AIM: Reproduce all the material exactly, minus any pictures it holds.

DATASET ENTRIES:
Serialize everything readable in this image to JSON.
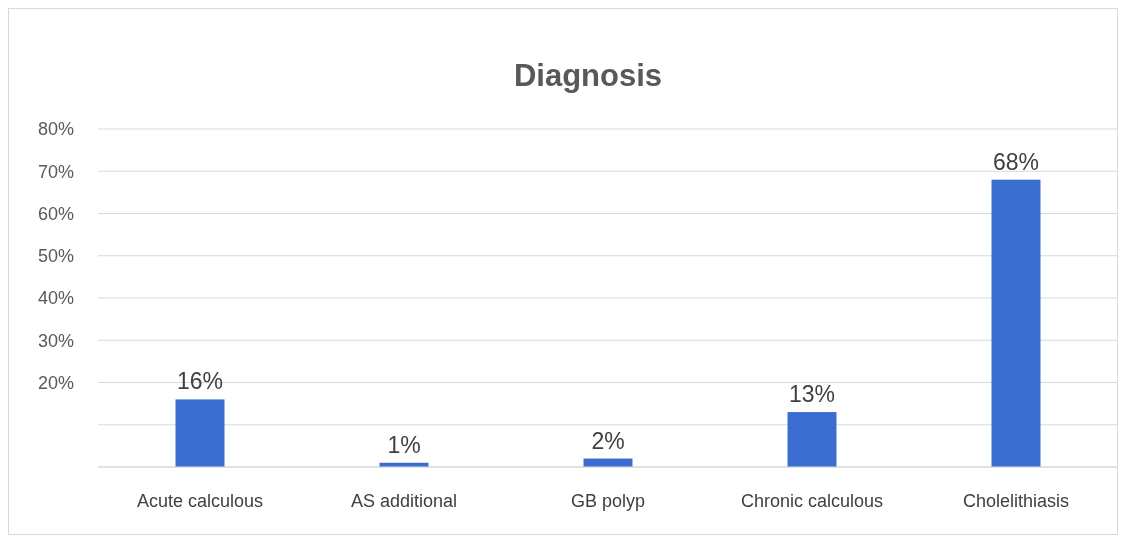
{
  "chart_data": {
    "type": "bar",
    "title": "Diagnosis",
    "categories": [
      "Acute calculous",
      "AS additional",
      "GB polyp",
      "Chronic calculous",
      "Cholelithiasis"
    ],
    "values": [
      16,
      1,
      2,
      13,
      68
    ],
    "color": "#3b6cd0",
    "value_labels": [
      "16%",
      "1%",
      "2%",
      "13%",
      "68%"
    ],
    "ylim": [
      0,
      80
    ],
    "yticks": [
      {
        "value": 0,
        "label": null
      },
      {
        "value": 10,
        "label": null
      },
      {
        "value": 20,
        "label": "20%"
      },
      {
        "value": 30,
        "label": "30%"
      },
      {
        "value": 40,
        "label": "40%"
      },
      {
        "value": 50,
        "label": "50%"
      },
      {
        "value": 60,
        "label": "60%"
      },
      {
        "value": 70,
        "label": "70%"
      },
      {
        "value": 80,
        "label": "80%"
      }
    ],
    "grid": "y"
  }
}
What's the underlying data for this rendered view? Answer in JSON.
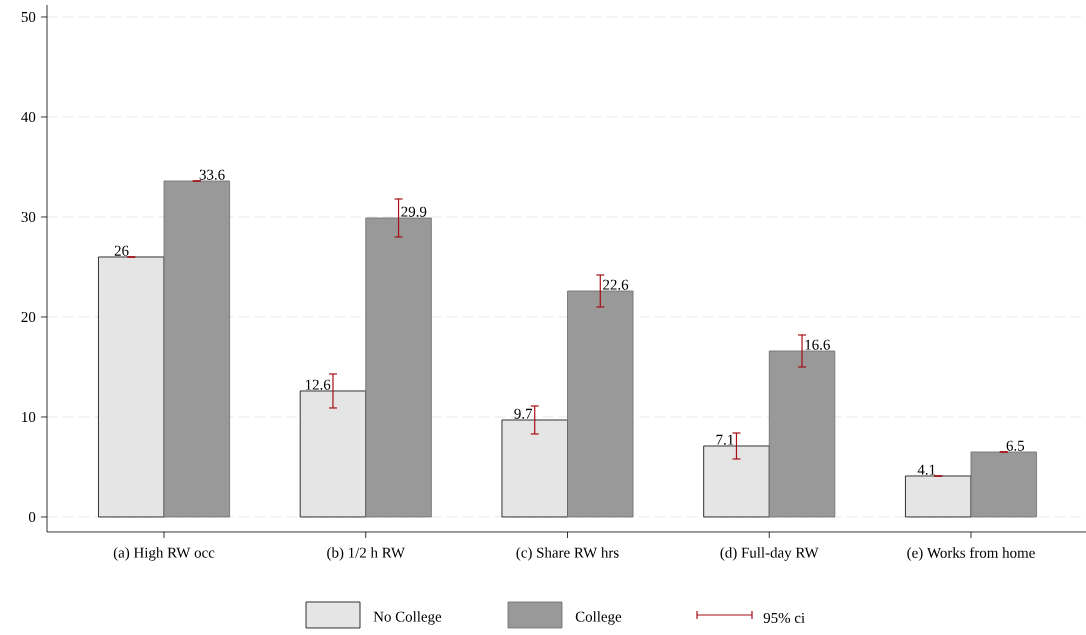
{
  "chart_data": {
    "type": "bar",
    "categories": [
      "(a) High RW occ",
      "(b) 1/2 h RW",
      "(c) Share RW hrs",
      "(d) Full-day RW",
      "(e) Works from home"
    ],
    "series": [
      {
        "name": "No College",
        "color": "#e5e5e5",
        "values": [
          26,
          12.6,
          9.7,
          7.1,
          4.1
        ],
        "errors": [
          0,
          1.7,
          1.4,
          1.3,
          0
        ]
      },
      {
        "name": "College",
        "color": "#999999",
        "values": [
          33.6,
          29.9,
          22.6,
          16.6,
          6.5
        ],
        "errors": [
          0,
          1.9,
          1.6,
          1.6,
          0
        ]
      }
    ],
    "ylim": [
      -1.5,
      51.2
    ],
    "yticks": [
      0,
      10,
      20,
      30,
      40,
      50
    ],
    "grid": "y",
    "legend": "bottom",
    "data_labels": true,
    "annotations": [
      "95% ci"
    ]
  }
}
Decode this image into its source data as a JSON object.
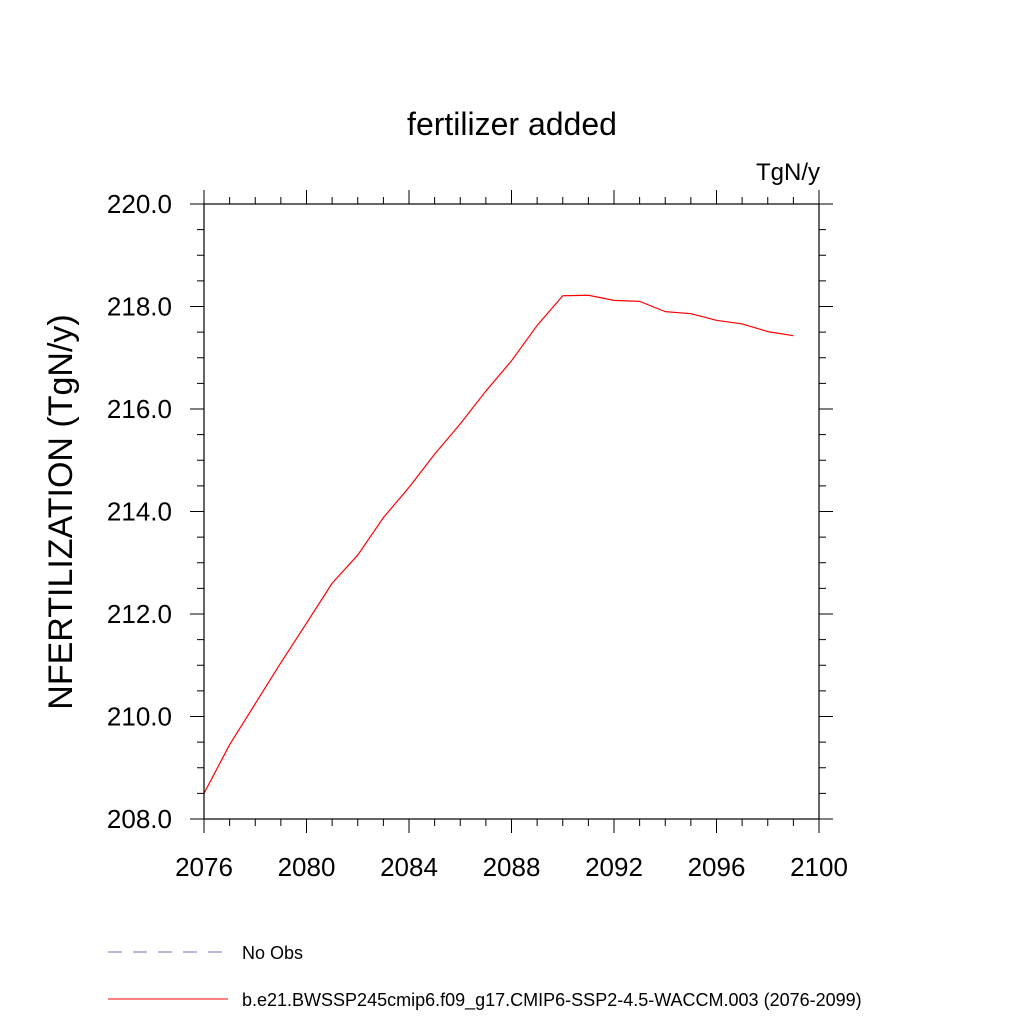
{
  "chart_data": {
    "type": "line",
    "title": "fertilizer added",
    "units_label": "TgN/y",
    "ylabel": "NFERTILIZATION  (TgN/y)",
    "xlabel": "",
    "xlim": [
      2076,
      2100
    ],
    "ylim": [
      208.0,
      220.0
    ],
    "x_ticks": [
      "2076",
      "2080",
      "2084",
      "2088",
      "2092",
      "2096",
      "2100"
    ],
    "y_ticks": [
      "208.0",
      "210.0",
      "212.0",
      "214.0",
      "216.0",
      "218.0",
      "220.0"
    ],
    "grid": false,
    "legend_position": "bottom-left",
    "series": [
      {
        "name": "b.e21.BWSSP245cmip6.f09_g17.CMIP6-SSP2-4.5-WACCM.003 (2076-2099)",
        "color": "#ff0000",
        "dash": "solid",
        "x": [
          2076,
          2077,
          2078,
          2079,
          2080,
          2081,
          2082,
          2083,
          2084,
          2085,
          2086,
          2087,
          2088,
          2089,
          2090,
          2091,
          2092,
          2093,
          2094,
          2095,
          2096,
          2097,
          2098,
          2099
        ],
        "y": [
          208.5,
          209.45,
          210.25,
          211.05,
          211.82,
          212.6,
          213.15,
          213.88,
          214.47,
          215.12,
          215.71,
          216.35,
          216.94,
          217.63,
          218.21,
          218.22,
          218.12,
          218.1,
          217.9,
          217.86,
          217.73,
          217.66,
          217.51,
          217.43
        ]
      }
    ],
    "legend": [
      {
        "label": "No Obs",
        "color": "#7b6fb5",
        "dash": "dashed"
      },
      {
        "label": "b.e21.BWSSP245cmip6.f09_g17.CMIP6-SSP2-4.5-WACCM.003 (2076-2099)",
        "color": "#ff0000",
        "dash": "solid"
      }
    ]
  }
}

FINAL RESULT:
Serialize everything readable in this image to JSON.
{
  "chart_data": {
    "type": "bar",
    "title": "Diagnosis",
    "categories": [
      "Acute calculous",
      "AS additional",
      "GB polyp",
      "Chronic calculous",
      "Cholelithiasis"
    ],
    "values": [
      16,
      1,
      2,
      13,
      68
    ],
    "color": "#3b6cd0",
    "value_labels": [
      "16%",
      "1%",
      "2%",
      "13%",
      "68%"
    ],
    "ylim": [
      0,
      80
    ],
    "yticks": [
      {
        "value": 0,
        "label": null
      },
      {
        "value": 10,
        "label": null
      },
      {
        "value": 20,
        "label": "20%"
      },
      {
        "value": 30,
        "label": "30%"
      },
      {
        "value": 40,
        "label": "40%"
      },
      {
        "value": 50,
        "label": "50%"
      },
      {
        "value": 60,
        "label": "60%"
      },
      {
        "value": 70,
        "label": "70%"
      },
      {
        "value": 80,
        "label": "80%"
      }
    ],
    "grid": "y"
  }
}
What's the underlying data for this rendered view? Answer in JSON.
{
  "chart_data": {
    "type": "bar",
    "categories": [
      "(a) High RW occ",
      "(b) 1/2 h RW",
      "(c) Share RW hrs",
      "(d) Full-day RW",
      "(e) Works from home"
    ],
    "series": [
      {
        "name": "No College",
        "color": "#e5e5e5",
        "values": [
          26,
          12.6,
          9.7,
          7.1,
          4.1
        ],
        "errors": [
          0,
          1.7,
          1.4,
          1.3,
          0
        ]
      },
      {
        "name": "College",
        "color": "#999999",
        "values": [
          33.6,
          29.9,
          22.6,
          16.6,
          6.5
        ],
        "errors": [
          0,
          1.9,
          1.6,
          1.6,
          0
        ]
      }
    ],
    "ylim": [
      -1.5,
      51.2
    ],
    "yticks": [
      0,
      10,
      20,
      30,
      40,
      50
    ],
    "grid": "y",
    "legend": "bottom",
    "data_labels": true,
    "annotations": [
      "95% ci"
    ]
  }
}
Decode this image into its source data as a JSON object.
{
  "chart_data": {
    "type": "line",
    "title": "fertilizer added",
    "units_label": "TgN/y",
    "ylabel": "NFERTILIZATION  (TgN/y)",
    "xlabel": "",
    "xlim": [
      2076,
      2100
    ],
    "ylim": [
      208.0,
      220.0
    ],
    "x_ticks": [
      "2076",
      "2080",
      "2084",
      "2088",
      "2092",
      "2096",
      "2100"
    ],
    "y_ticks": [
      "208.0",
      "210.0",
      "212.0",
      "214.0",
      "216.0",
      "218.0",
      "220.0"
    ],
    "grid": false,
    "legend_position": "bottom-left",
    "series": [
      {
        "name": "b.e21.BWSSP245cmip6.f09_g17.CMIP6-SSP2-4.5-WACCM.003 (2076-2099)",
        "color": "#ff0000",
        "dash": "solid",
        "x": [
          2076,
          2077,
          2078,
          2079,
          2080,
          2081,
          2082,
          2083,
          2084,
          2085,
          2086,
          2087,
          2088,
          2089,
          2090,
          2091,
          2092,
          2093,
          2094,
          2095,
          2096,
          2097,
          2098,
          2099
        ],
        "y": [
          208.5,
          209.45,
          210.25,
          211.05,
          211.82,
          212.6,
          213.15,
          213.88,
          214.47,
          215.12,
          215.71,
          216.35,
          216.94,
          217.63,
          218.21,
          218.22,
          218.12,
          218.1,
          217.9,
          217.86,
          217.73,
          217.66,
          217.51,
          217.43
        ]
      }
    ],
    "legend": [
      {
        "label": "No Obs",
        "color": "#7b6fb5",
        "dash": "dashed"
      },
      {
        "label": "b.e21.BWSSP245cmip6.f09_g17.CMIP6-SSP2-4.5-WACCM.003 (2076-2099)",
        "color": "#ff0000",
        "dash": "solid"
      }
    ]
  }
}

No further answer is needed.